• MATERIAL PROVIDED:
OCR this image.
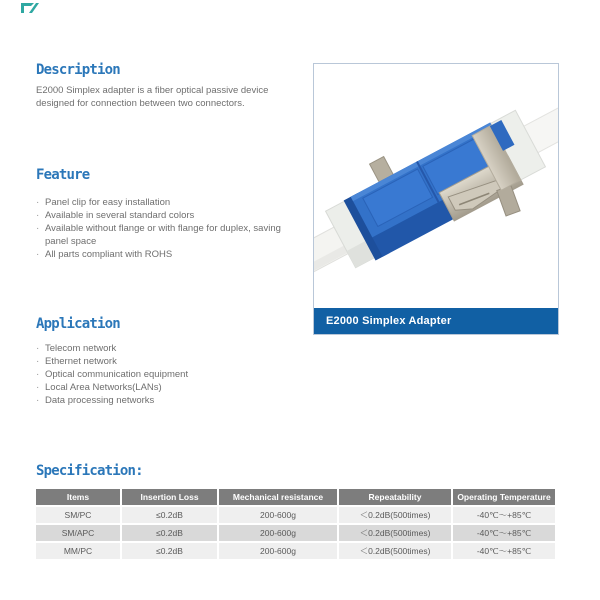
Description
E2000 Simplex adapter is a fiber optical passive device designed for connection between two connectors.
Feature
· Panel clip for easy installation
· Available in several standard colors
· Available without flange or with flange for duplex, saving panel space
· All parts compliant with ROHS
Application
· Telecom network
· Ethernet network
· Optical communication equipment
· Local Area Networks(LANs)
· Data processing networks
E2000 Simplex Adapter
Specification:
Items	Insertion Loss	Mechanical resistance	Repeatability	Operating Temperature
SM/PC	≤0.2dB	200-600g	＜0.2dB(500times)	-40℃～+85℃
SM/APC	≤0.2dB	200-600g	＜0.2dB(500times)	-40℃～+85℃
MM/PC	≤0.2dB	200-600g	＜0.2dB(500times)	-40℃～+85℃
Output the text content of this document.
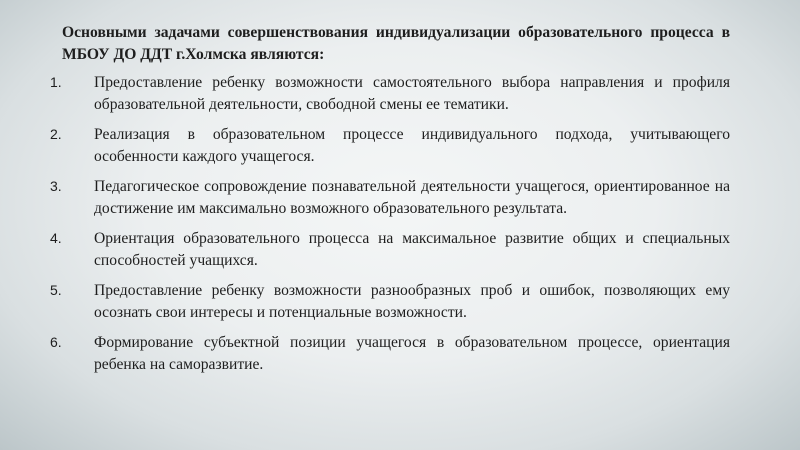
Основными задачами совершенствования индивидуализации образовательного процесса в МБОУ ДО ДДТ г.Холмска являются:

1. Предоставление ребенку возможности самостоятельного выбора направления и профиля образовательной деятельности, свободной смены ее тематики.
2. Реализация в образовательном процессе индивидуального подхода, учитывающего особенности каждого учащегося.
3. Педагогическое сопровождение познавательной деятельности учащегося, ориентированное на достижение им максимально возможного образовательного результата.
4. Ориентация образовательного процесса на максимальное развитие общих и специальных способностей учащихся.
5. Предоставление ребенку возможности разнообразных проб и ошибок, позволяющих ему осознать свои интересы и потенциальные возможности.
6. Формирование субъектной позиции учащегося в образовательном процессе, ориентация ребенка на саморазвитие.
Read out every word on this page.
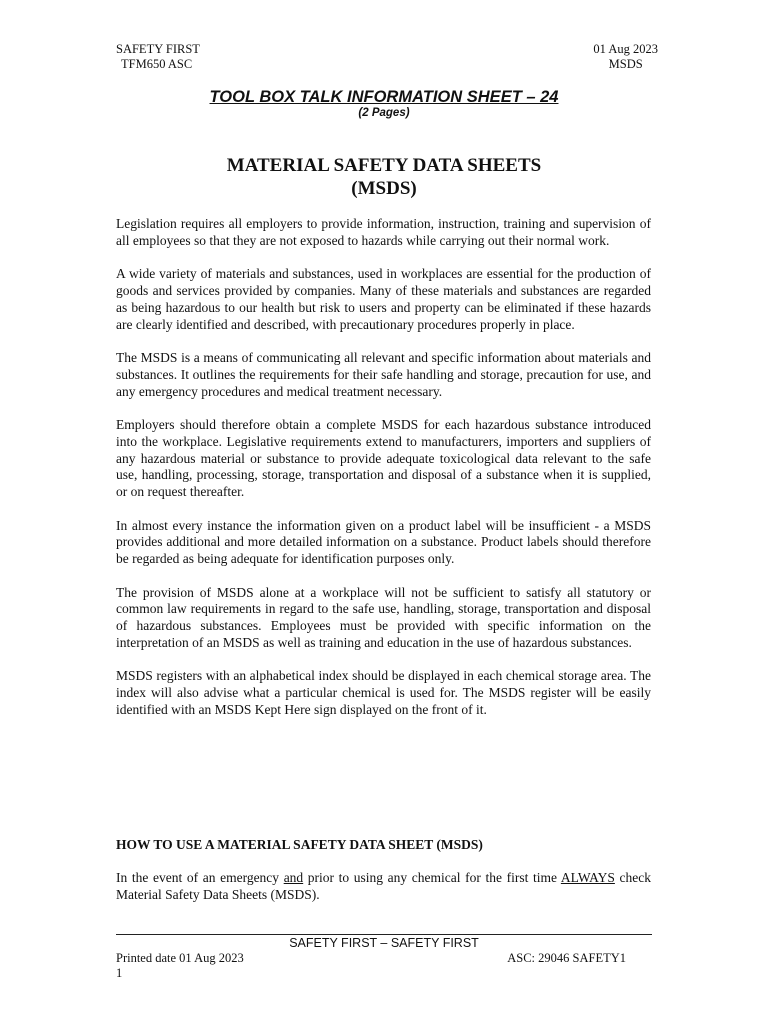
SAFETY FIRST
TFM650 ASC
01 Aug 2023
MSDS
TOOL BOX TALK INFORMATION SHEET – 24
(2 Pages)
MATERIAL SAFETY DATA SHEETS
(MSDS)

Legislation requires all employers to provide information, instruction, training and supervision of all employees so that they are not exposed to hazards while carrying out their normal work.

A wide variety of materials and substances, used in workplaces are essential for the production of goods and services provided by companies. Many of these materials and substances are regarded as being hazardous to our health but risk to users and property can be eliminated if these hazards are clearly identified and described, with precautionary procedures properly in place.

The MSDS is a means of communicating all relevant and specific information about materials and substances. It outlines the requirements for their safe handling and storage, precaution for use, and any emergency procedures and medical treatment necessary.

Employers should therefore obtain a complete MSDS for each hazardous substance introduced into the workplace. Legislative requirements extend to manufacturers, importers and suppliers of any hazardous material or substance to provide adequate toxicological data relevant to the safe use, handling, processing, storage, transportation and disposal of a substance when it is supplied, or on request thereafter.

In almost every instance the information given on a product label will be insufficient - a MSDS provides additional and more detailed information on a substance. Product labels should therefore be regarded as being adequate for identification purposes only.

The provision of MSDS alone at a workplace will not be sufficient to satisfy all statutory or common law requirements in regard to the safe use, handling, storage, transportation and disposal of hazardous substances. Employees must be provided with specific information on the interpretation of an MSDS as well as training and education in the use of hazardous substances.

MSDS registers with an alphabetical index should be displayed in each chemical storage area. The index will also advise what a particular chemical is used for. The MSDS register will be easily identified with an MSDS Kept Here sign displayed on the front of it.

HOW TO USE A MATERIAL SAFETY DATA SHEET (MSDS)

In the event of an emergency and prior to using any chemical for the first time ALWAYS check Material Safety Data Sheets (MSDS).

SAFETY FIRST – SAFETY FIRST
Printed date 01 Aug 2023
1
ASC: 29046 SAFETY1
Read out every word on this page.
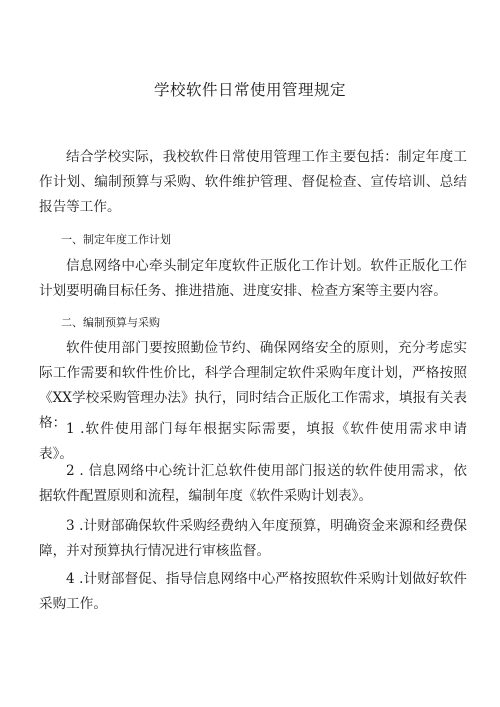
学校软件日常使用管理规定

结合学校实际，我校软件日常使用管理工作主要包括：制定年度工作计划、编制预算与采购、软件维护管理、督促检查、宣传培训、总结报告等工作。

一、制定年度工作计划

信息网络中心牵头制定年度软件正版化工作计划。软件正版化工作计划要明确目标任务、推进措施、进度安排、检查方案等主要内容。

二、编制预算与采购

软件使用部门要按照勤俭节约、确保网络安全的原则，充分考虑实际工作需要和软件性价比，科学合理制定软件采购年度计划，严格按照《XX学校采购管理办法》执行，同时结合正版化工作需求，填报有关表格： 1 .软件使用部门每年根据实际需要，填报《软件使用需求申请表》。

2 . 信息网络中心统计汇总软件使用部门报送的软件使用需求，依据软件配置原则和流程，编制年度《软件采购计划表》。

3 .计财部确保软件采购经费纳入年度预算，明确资金来源和经费保障，并对预算执行情况进行审核监督。

4 .计财部督促、指导信息网络中心严格按照软件采购计划做好软件采购工作。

• TASK DIRECTIONS:
Find how many lines of the entries contain "процессе". Respond with the number only.

• EXERCISE ANSWER:
2